:: Listed records ::

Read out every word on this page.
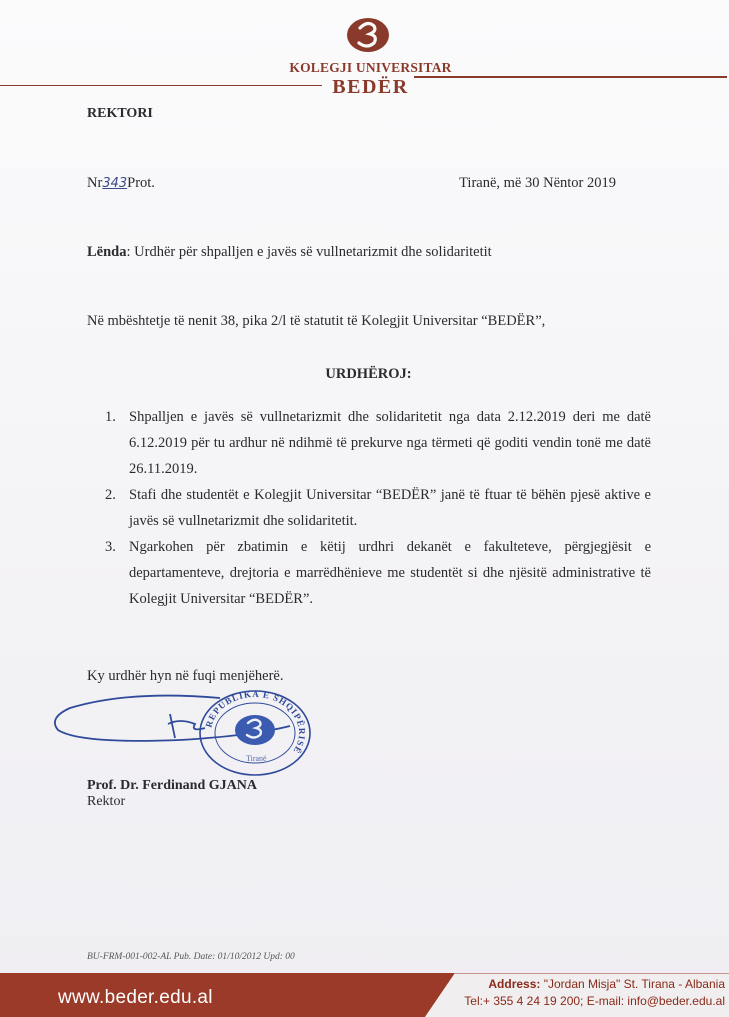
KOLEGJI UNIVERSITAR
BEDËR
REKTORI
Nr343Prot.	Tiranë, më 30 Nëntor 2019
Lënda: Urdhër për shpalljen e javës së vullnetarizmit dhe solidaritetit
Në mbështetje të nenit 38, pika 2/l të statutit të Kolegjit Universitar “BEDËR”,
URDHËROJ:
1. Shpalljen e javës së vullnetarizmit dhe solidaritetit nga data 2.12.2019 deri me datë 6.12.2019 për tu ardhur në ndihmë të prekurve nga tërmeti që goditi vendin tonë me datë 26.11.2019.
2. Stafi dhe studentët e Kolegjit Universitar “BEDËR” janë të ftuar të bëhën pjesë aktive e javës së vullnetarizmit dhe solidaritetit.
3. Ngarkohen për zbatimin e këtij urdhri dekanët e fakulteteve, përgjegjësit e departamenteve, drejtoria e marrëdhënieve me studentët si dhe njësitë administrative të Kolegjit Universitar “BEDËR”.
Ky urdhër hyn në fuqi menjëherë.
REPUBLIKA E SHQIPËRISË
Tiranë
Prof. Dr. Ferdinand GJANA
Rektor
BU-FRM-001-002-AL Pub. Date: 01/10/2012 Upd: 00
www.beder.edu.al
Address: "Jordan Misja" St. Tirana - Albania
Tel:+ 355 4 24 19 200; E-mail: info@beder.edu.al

:::
:: Listed records ::

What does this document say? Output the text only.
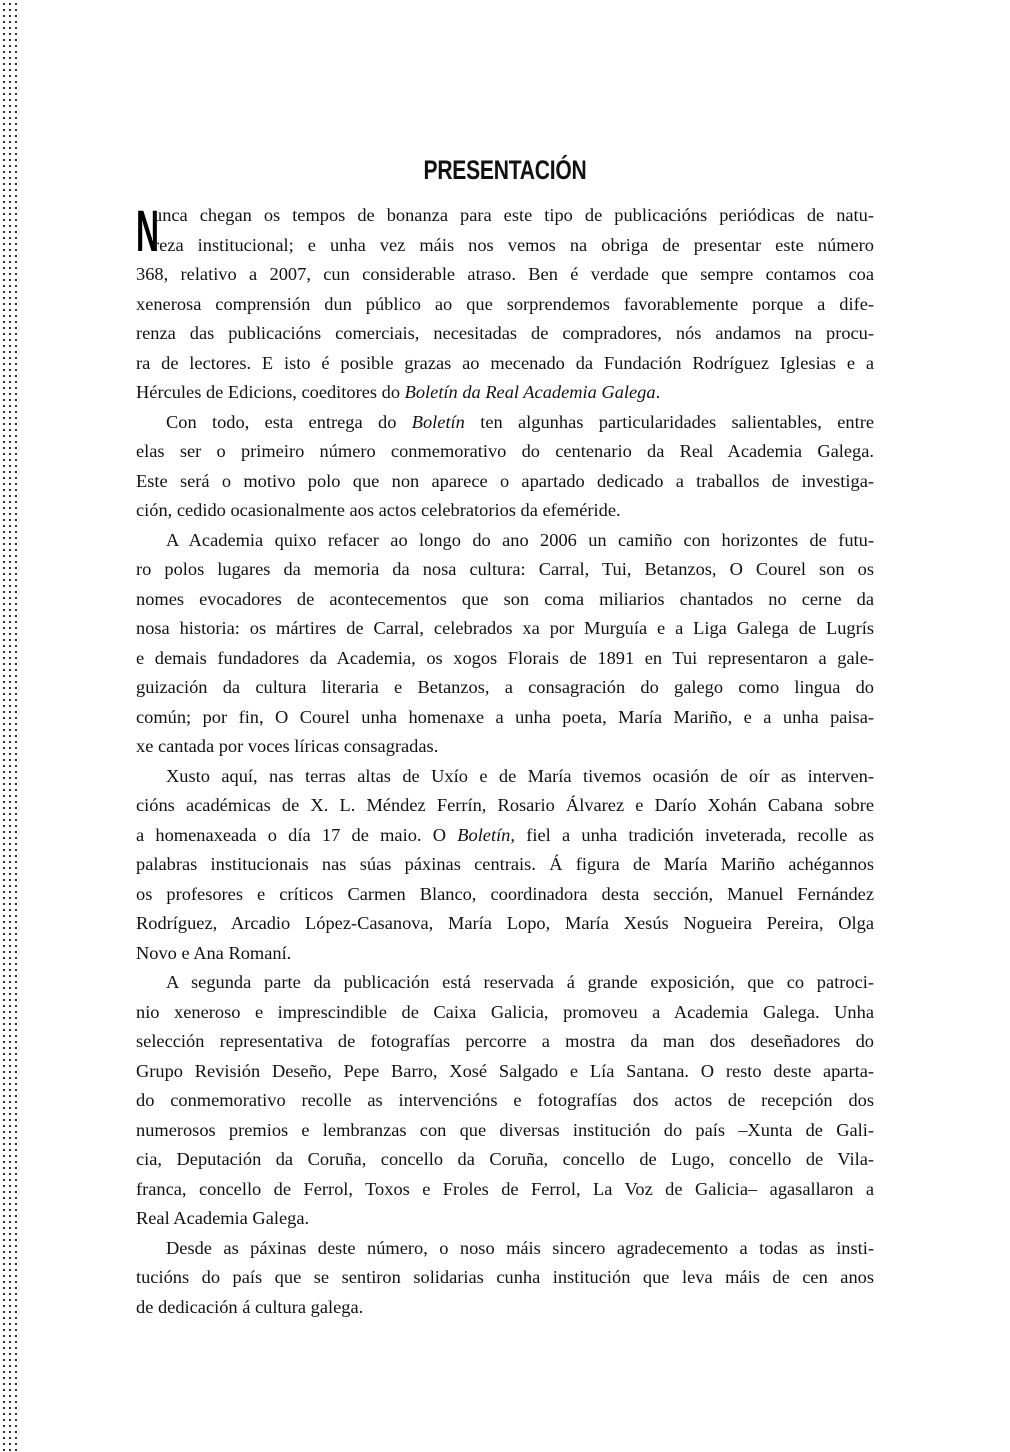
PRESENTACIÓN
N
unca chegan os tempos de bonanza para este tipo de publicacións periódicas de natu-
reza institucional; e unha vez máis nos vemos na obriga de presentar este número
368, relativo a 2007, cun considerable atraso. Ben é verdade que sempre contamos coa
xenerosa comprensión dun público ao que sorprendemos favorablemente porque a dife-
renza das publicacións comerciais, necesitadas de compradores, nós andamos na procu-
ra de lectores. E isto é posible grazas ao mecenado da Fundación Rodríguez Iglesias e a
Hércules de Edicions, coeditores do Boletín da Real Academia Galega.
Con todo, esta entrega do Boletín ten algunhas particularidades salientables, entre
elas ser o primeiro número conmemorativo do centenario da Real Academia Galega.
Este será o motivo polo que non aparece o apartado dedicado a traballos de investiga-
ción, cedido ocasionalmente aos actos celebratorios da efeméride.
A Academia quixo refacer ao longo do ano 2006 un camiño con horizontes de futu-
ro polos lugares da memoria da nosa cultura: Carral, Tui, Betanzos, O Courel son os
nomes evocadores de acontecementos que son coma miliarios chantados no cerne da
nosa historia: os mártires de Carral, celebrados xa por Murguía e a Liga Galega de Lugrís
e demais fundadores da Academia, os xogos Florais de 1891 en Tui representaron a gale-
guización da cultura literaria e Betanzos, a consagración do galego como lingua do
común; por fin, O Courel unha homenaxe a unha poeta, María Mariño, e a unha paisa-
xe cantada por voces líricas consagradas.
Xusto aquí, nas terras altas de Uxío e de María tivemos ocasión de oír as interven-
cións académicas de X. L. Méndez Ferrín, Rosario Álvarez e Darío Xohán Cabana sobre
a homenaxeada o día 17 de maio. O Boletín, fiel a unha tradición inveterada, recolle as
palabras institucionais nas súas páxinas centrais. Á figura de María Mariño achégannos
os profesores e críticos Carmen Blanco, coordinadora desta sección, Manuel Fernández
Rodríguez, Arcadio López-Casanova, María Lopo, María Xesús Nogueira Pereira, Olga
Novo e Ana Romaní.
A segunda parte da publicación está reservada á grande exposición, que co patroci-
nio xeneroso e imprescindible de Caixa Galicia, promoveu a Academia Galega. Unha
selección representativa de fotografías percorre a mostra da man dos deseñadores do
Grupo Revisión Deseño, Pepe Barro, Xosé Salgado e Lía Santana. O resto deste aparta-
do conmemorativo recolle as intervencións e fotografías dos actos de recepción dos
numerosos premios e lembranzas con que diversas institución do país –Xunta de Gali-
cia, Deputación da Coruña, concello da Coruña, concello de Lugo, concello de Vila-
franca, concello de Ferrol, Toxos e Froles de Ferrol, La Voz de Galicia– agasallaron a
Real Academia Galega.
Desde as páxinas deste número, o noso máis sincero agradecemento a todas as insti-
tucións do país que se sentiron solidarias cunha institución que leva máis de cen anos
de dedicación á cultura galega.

:::

• What needs to be done
Leave out every line without the string "concello" and copy the rest.

• Solution to the problem
cia, Deputación da Coruña, concello da Coruña, concello de Lugo, concello de Vila-
franca, concello de Ferrol, Toxos e Froles de Ferrol, La Voz de Galicia– agasallaron a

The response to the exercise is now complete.